PROBLEM: Go on with the text below about the slipped capital femoral epiphysis virtual reality simulation study, picking up after its last sentence.

Evaluation of a Slipped Capital Femoral Epiphysis Virtual Reality Surgical Simulation for the Orthopaedic Trainee

Abstract

Objective: The purpose of this study was to compare outcomes between orthopaedic trainees using various preoperative training platforms (physical simulation [PS], virtual reality [VR], and reading/videos) in a slipped capital femoral epiphysis model.

Methods: Participants were randomly assigned to one of the three groups: (1) reading/video control group (n = 7), (2) VR group (n = 7), or (3) PS group (n = 7). Participants in the VR group completed a VR slipped capital femoral epiphysis module while participants in the PS group practiced the placement of a screw in the physical module before evaluation of percutaneous screw placement in the PS model. Outcomes evaluated included overall surgical time, amount of fluoroscopy, Global Rating Scale score, radiographic screw position, physical screw accuracy, presence of breeching of the articular surface or femoral neck, and overall platform rating (0 to 10).

Results: No difference was observed in surgical time, Global Rating Scale score, radiographic or physical accuracy of screw position, or articular surface breaching between the groups. Subjectively, there was a difference in utility of platform rating between the groups (PS: 10 ± 0, VR: 7 ± 2, and control: 6 ± 1, P = 0.001).

Conclusion: Training with VR was subjectively rated higher in value compared with reading/video methods and had similar performance outcomes compared with training with PS.

Figure 1

Photograph showing a customized phantom limb model (Sawbones) encasing a slipped capital femoral epiphysis Sawbones femur used to simulate a pediatric patient.

Figure 2

A, Photographs showing simulated operating room with C-arm, draping, and a slipped capital femoral epiphysis phantom model. B, Instrumentation setup.

Figure 3

Radiographs showing surgical preoperative planning: participants were allowed to use preoperative planning software (Surgimap; Nemaris) to map out any planned screw trajectories on (A) AP and (B) lateral radiographs immediately before evaluation.

DATASET ENTRIES:

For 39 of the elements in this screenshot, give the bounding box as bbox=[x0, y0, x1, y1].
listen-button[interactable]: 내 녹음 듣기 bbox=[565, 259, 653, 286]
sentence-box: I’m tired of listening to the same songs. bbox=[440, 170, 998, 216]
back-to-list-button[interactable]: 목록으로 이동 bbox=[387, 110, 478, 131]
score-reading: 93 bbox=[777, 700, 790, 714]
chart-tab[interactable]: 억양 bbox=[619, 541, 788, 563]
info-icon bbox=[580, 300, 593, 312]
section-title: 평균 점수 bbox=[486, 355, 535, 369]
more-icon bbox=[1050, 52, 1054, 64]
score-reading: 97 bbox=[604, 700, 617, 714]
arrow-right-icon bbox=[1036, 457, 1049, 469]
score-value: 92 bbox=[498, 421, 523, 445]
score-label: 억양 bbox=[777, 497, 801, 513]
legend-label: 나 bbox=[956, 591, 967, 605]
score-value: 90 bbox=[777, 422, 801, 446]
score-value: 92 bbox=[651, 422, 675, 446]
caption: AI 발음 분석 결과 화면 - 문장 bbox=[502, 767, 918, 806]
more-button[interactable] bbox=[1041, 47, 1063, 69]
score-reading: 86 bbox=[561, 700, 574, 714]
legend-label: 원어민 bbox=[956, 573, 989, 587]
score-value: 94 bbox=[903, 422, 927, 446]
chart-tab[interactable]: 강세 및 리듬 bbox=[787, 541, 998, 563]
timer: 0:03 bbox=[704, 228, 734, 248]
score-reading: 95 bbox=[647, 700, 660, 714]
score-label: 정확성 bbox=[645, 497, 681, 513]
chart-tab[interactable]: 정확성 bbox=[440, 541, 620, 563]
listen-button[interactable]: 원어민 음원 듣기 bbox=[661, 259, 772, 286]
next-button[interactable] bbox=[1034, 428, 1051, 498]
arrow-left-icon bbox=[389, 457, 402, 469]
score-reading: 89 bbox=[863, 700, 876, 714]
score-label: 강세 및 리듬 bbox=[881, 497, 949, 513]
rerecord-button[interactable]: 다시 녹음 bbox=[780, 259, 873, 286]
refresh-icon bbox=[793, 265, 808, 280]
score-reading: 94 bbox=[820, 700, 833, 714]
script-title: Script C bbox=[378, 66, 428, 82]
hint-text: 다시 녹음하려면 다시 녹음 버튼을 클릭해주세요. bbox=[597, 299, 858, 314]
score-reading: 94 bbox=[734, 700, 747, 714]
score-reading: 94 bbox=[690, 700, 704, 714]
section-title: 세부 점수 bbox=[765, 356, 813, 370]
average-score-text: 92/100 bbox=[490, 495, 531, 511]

OUTPUT FOR THIS EXERCISE:
Figure 4

Photographs showing participants being randomized into three groups. A, Group 1: standardized reading or video material. B, Group 2: physical simulation with slipped capital femoral epiphysis model. C, Group 3: virtual reality simulation. D, Participant using virtual reality (VR) headset and hand controllers.

Figure 5

Photograph showing Kirschner wire in relation to the center of the femoral head. Physical accuracy was measured as the distance from the center of the hash mark to the Kirschner wire (dashed line).

Figure 6

Illustration showing (A–C) grading system template of radiographic screw position as previously described by Pring et al. A, Radiograph template used to evaluate radiographic accuracy. B, AP view: example of a “grade A” screw. C, Lateral view: example of a “grade A” screw. D, AP view: example of a “grade C” screw. E, Lateral view: example of “grade C” screw.

Figure 7

Photograph showing an arrow denoting femoral neck breeching posteriorly.

Figure 8

Graph showing radiographic grades in AP and lateral views across all three virtual reality platforms. As shown, physical simulation had the greatest number of grade A scores in both views. Virtual reality had more grade A scores than control only in the AP view.